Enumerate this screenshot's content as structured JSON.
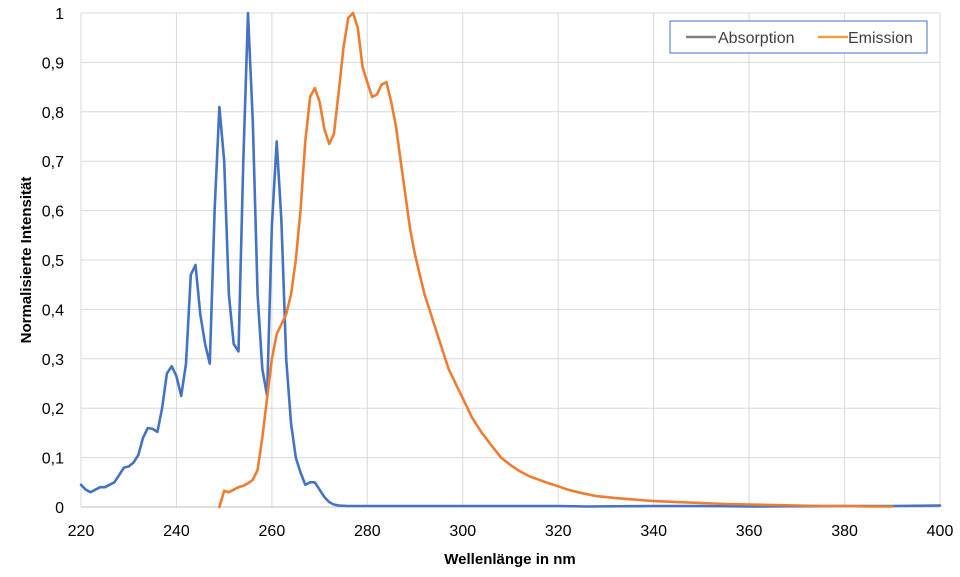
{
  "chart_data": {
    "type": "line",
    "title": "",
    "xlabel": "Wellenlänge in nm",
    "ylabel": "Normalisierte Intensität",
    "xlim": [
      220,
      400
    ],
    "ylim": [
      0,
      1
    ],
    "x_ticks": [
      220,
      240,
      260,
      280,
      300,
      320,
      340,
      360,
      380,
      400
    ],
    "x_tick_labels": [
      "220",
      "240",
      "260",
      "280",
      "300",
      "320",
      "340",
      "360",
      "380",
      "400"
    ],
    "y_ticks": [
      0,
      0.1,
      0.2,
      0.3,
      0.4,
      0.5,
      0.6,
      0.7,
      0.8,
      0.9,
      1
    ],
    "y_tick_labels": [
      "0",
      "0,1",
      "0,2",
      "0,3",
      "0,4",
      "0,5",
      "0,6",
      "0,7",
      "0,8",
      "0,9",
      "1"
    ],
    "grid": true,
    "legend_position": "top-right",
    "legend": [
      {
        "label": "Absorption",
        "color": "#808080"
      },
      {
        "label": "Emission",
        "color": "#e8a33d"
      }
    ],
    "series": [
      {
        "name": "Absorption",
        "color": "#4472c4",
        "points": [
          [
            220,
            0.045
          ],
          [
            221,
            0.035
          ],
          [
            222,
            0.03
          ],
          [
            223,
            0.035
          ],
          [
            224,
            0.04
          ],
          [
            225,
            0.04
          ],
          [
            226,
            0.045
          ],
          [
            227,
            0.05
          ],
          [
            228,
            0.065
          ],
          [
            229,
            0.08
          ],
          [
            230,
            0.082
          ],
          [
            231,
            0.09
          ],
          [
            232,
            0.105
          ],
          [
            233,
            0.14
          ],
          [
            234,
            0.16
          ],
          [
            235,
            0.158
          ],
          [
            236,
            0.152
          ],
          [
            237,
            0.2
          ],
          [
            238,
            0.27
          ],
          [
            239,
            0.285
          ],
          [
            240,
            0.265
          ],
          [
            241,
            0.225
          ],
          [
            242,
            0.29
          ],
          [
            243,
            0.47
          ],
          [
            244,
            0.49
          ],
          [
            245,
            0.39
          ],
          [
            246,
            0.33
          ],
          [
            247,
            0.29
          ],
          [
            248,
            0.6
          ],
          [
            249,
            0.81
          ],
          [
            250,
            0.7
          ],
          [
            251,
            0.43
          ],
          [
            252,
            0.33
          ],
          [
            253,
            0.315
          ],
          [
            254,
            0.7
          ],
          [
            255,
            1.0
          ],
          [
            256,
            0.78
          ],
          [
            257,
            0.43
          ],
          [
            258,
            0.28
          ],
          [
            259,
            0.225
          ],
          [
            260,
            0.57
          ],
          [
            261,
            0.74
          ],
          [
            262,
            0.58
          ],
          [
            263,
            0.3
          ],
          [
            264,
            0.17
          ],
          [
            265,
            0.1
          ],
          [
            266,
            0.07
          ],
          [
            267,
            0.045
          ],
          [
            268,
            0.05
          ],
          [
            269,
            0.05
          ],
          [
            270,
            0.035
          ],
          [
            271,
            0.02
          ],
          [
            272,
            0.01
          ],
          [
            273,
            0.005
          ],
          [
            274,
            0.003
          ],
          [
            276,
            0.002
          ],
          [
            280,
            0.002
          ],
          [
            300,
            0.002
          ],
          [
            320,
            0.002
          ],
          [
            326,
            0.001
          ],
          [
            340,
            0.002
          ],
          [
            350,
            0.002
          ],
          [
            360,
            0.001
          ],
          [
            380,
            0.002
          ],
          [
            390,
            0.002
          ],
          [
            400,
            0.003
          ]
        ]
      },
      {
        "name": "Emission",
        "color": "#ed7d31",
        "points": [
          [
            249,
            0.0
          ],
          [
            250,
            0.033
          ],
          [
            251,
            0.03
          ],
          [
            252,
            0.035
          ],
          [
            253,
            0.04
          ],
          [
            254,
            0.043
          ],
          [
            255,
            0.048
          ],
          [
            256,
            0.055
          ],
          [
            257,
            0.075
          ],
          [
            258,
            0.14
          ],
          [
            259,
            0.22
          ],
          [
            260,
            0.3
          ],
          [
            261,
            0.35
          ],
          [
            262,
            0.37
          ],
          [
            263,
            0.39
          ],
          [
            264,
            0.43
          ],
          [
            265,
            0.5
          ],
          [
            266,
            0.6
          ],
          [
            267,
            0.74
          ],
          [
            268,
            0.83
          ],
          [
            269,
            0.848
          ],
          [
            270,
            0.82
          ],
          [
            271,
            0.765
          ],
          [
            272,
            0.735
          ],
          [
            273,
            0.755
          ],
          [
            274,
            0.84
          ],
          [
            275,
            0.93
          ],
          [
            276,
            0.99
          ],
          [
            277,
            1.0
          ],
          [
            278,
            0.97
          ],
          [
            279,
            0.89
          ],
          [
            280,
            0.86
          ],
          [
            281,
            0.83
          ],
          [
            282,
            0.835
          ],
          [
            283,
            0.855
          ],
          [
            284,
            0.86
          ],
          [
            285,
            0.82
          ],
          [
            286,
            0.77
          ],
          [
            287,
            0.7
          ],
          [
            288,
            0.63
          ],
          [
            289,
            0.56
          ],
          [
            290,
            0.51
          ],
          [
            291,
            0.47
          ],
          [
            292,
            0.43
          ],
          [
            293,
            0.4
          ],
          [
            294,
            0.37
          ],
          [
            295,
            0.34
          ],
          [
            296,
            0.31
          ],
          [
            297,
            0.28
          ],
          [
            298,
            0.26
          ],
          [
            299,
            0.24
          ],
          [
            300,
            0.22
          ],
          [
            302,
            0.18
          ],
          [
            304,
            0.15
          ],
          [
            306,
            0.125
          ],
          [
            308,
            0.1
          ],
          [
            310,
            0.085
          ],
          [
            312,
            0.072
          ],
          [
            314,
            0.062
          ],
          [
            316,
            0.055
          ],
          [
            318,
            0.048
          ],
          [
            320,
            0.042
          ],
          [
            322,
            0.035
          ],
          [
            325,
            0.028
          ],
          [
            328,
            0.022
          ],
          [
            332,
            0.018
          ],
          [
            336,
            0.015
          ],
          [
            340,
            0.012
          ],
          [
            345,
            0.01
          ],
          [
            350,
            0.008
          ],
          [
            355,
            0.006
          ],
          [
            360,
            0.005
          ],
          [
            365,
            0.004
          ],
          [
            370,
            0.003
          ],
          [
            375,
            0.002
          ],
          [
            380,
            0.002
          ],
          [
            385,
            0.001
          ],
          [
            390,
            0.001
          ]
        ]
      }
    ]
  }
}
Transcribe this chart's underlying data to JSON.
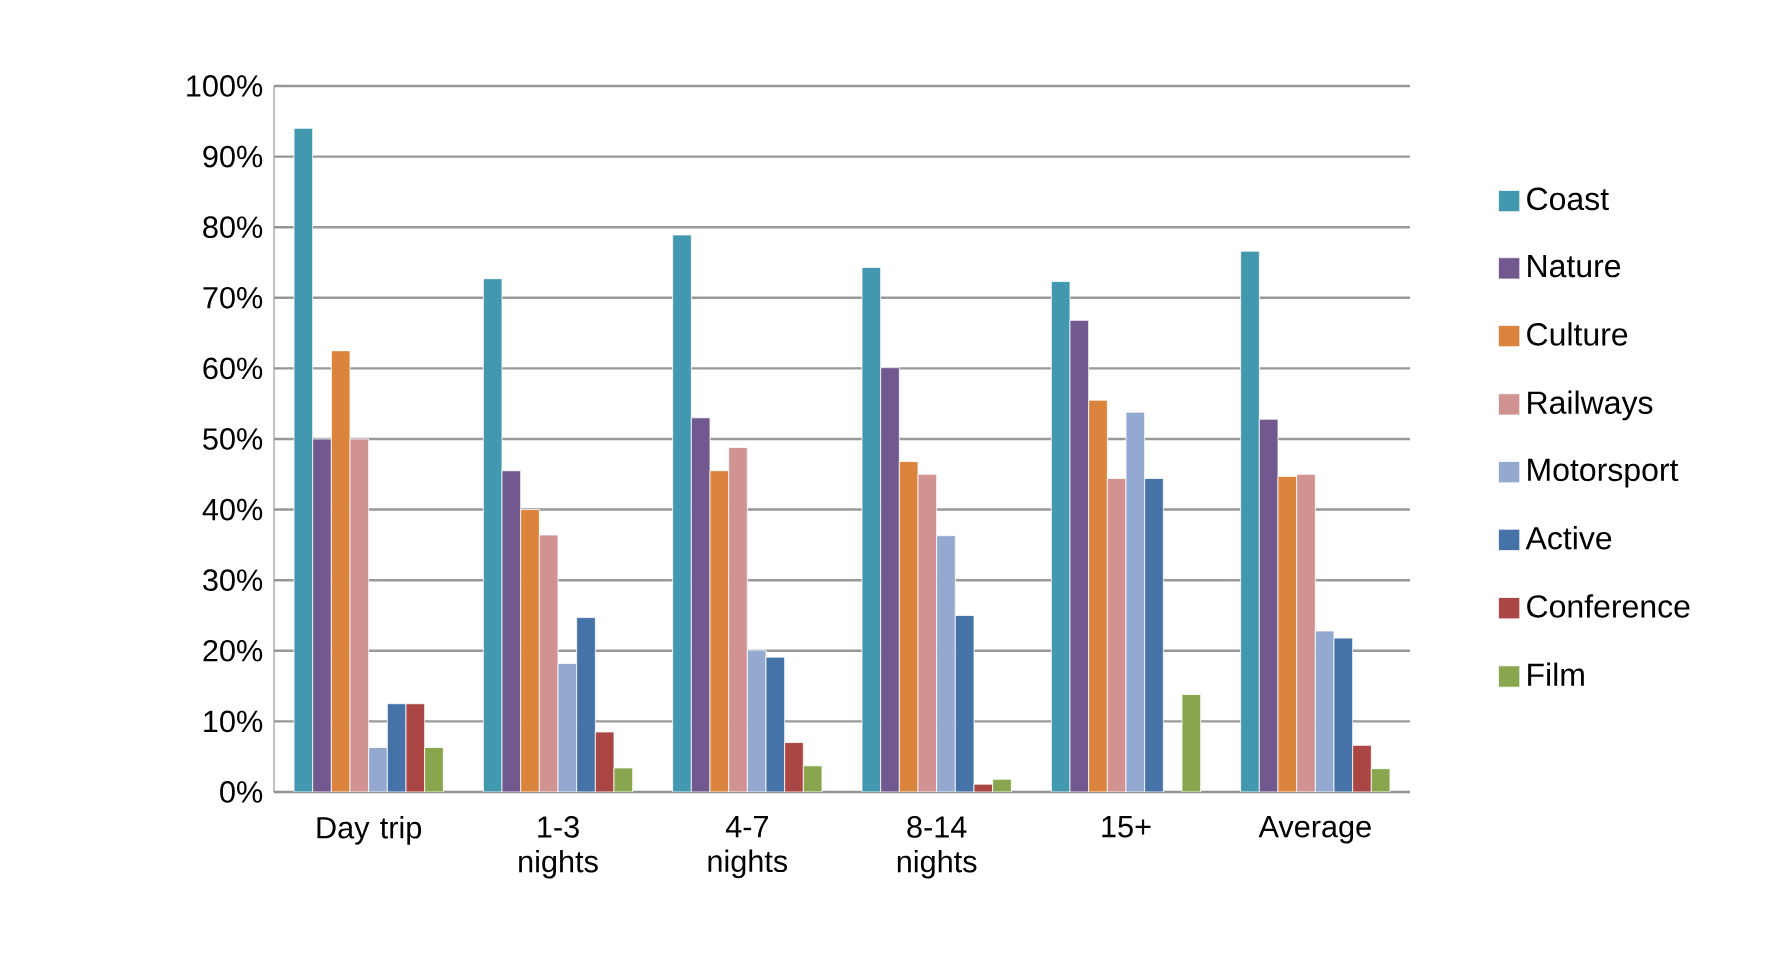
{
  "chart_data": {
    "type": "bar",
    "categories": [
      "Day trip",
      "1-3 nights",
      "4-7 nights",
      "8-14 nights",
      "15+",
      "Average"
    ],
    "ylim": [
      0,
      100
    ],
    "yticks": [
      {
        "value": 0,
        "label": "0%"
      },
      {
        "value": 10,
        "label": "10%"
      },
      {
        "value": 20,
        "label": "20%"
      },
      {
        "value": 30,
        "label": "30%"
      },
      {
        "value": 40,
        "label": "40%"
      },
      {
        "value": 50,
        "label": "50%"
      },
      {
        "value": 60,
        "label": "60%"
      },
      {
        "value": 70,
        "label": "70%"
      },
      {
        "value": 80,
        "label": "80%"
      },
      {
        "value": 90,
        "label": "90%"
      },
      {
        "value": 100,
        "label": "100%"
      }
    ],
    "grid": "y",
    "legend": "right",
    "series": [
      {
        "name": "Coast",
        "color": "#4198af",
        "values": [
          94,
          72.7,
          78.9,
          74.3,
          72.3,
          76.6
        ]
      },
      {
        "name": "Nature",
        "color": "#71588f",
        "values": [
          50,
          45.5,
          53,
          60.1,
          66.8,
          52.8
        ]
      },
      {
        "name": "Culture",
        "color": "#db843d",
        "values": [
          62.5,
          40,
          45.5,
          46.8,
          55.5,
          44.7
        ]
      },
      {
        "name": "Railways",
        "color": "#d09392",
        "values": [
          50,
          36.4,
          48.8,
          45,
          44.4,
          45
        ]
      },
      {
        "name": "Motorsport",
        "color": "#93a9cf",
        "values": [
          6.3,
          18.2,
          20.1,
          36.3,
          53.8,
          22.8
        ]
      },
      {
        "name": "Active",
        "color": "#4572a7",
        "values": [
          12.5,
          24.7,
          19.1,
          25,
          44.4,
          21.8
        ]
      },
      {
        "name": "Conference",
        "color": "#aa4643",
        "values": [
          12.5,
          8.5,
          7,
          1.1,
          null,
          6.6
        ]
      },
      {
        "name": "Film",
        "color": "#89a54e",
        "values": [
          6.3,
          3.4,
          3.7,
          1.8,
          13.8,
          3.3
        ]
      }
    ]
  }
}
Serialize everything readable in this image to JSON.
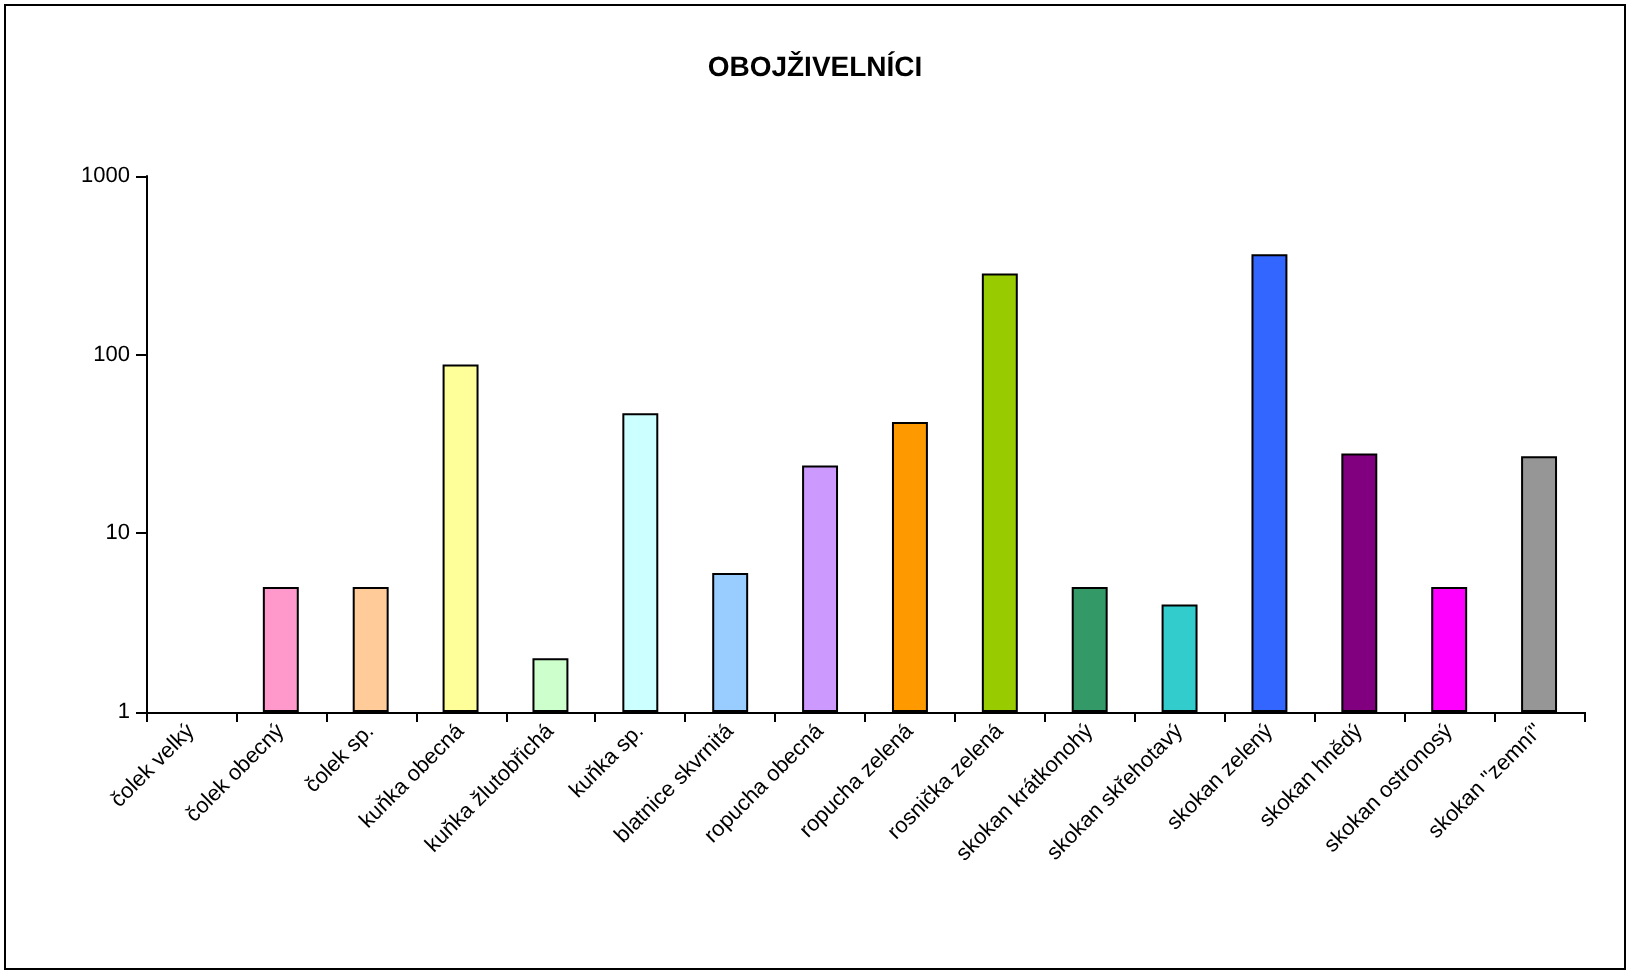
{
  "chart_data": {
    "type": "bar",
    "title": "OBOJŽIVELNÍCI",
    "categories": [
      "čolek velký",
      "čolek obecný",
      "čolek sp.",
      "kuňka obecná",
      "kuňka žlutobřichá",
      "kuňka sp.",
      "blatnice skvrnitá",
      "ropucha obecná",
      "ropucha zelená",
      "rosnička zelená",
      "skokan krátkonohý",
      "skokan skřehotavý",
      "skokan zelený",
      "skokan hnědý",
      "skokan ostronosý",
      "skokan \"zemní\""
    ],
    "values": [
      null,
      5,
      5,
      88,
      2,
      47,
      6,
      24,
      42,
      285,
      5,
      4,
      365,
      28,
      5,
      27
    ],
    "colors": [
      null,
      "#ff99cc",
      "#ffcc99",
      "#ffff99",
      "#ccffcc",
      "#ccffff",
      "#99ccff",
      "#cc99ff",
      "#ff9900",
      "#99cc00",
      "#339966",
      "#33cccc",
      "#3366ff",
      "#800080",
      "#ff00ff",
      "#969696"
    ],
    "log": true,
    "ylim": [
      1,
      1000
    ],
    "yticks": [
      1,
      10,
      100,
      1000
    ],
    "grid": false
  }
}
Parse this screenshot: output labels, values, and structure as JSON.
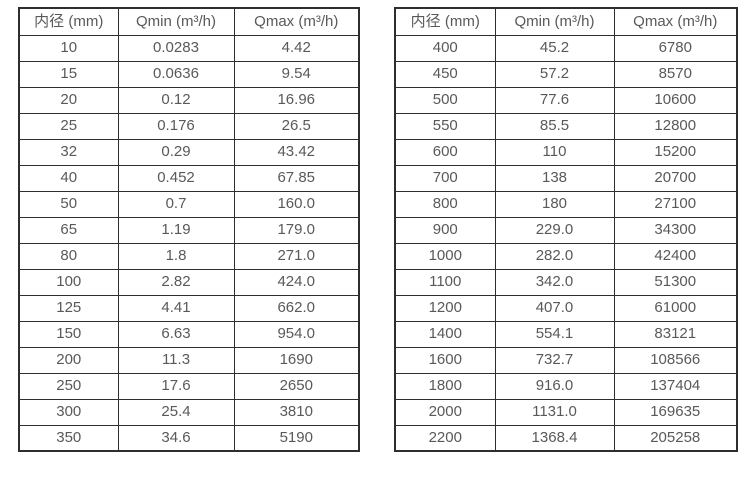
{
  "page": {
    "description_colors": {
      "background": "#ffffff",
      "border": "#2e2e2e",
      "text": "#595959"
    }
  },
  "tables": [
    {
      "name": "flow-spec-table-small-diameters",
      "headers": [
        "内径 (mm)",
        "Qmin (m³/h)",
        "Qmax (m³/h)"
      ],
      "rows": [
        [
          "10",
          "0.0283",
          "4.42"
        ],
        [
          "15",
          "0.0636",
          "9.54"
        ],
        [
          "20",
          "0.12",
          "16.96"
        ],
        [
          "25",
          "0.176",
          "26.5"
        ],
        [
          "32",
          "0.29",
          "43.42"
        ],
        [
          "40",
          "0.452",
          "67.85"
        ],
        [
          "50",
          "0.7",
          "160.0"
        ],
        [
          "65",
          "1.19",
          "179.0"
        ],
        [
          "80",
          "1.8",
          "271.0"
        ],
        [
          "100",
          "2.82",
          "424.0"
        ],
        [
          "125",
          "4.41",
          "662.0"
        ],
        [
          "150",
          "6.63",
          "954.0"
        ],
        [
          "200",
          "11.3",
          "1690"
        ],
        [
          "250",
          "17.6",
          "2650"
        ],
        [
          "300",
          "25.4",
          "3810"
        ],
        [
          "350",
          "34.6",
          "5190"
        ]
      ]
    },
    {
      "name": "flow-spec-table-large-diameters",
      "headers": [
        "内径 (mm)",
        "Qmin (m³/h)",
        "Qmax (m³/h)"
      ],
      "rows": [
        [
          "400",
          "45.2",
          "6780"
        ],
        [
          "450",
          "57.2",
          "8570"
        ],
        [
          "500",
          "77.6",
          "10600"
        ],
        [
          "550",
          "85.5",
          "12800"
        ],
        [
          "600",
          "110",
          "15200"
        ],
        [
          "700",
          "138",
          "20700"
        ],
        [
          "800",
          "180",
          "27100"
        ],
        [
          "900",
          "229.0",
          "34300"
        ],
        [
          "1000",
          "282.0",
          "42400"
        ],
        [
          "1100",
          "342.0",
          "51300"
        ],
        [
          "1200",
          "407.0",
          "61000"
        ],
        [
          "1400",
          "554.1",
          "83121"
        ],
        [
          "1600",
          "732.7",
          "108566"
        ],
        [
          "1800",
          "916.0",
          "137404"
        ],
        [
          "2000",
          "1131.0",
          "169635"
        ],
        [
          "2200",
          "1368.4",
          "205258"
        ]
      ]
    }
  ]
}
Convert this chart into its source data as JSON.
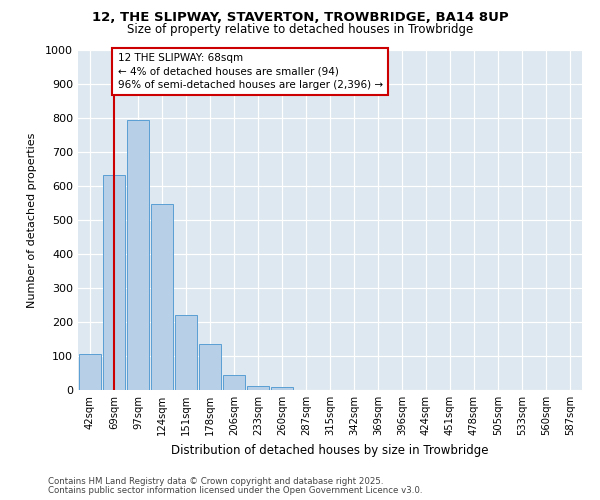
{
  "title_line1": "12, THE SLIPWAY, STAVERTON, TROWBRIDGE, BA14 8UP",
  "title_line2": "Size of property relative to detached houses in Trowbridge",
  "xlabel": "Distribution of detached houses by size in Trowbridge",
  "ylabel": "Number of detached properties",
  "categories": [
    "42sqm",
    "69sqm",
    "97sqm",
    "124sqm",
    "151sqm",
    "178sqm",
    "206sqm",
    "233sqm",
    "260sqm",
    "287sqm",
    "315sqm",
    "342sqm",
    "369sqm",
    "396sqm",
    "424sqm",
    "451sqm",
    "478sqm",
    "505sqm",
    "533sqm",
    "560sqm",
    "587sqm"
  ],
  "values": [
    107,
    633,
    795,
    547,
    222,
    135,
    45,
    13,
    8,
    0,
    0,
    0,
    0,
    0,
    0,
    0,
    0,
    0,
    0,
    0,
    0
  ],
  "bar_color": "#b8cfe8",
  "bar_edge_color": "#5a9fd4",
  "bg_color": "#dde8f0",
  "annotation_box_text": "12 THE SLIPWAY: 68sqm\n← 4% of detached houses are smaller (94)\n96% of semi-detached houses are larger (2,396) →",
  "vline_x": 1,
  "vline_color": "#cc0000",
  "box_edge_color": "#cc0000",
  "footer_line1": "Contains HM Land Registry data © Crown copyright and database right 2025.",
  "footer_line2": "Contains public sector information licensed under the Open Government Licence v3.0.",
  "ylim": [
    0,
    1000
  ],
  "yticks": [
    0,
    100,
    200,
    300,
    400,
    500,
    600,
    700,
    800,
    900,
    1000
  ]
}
────────────────
§ What to work on
Using the records above, pull out each line where the word "ylabel" occurs.

§ Complete answer
    "ylabel": "Normalisierte Intensität",
  "ylabel": "Number of detached properties",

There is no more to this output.